== Material for this task
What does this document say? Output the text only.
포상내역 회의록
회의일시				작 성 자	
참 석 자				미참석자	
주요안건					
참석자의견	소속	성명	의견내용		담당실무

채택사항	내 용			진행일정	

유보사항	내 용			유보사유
====
**Your objective:**
All of the entries should be written out again exactly.

**Response to this task:**
What does this document say? Output the text only.
포상내역 회의록
회의일시				작 성 자	
참 석 자				미참석자	
주요안건					
참석자의견	소속	성명	의견내용		담당실무

채택사항	내 용			진행일정	

유보사항	내 용			유보사유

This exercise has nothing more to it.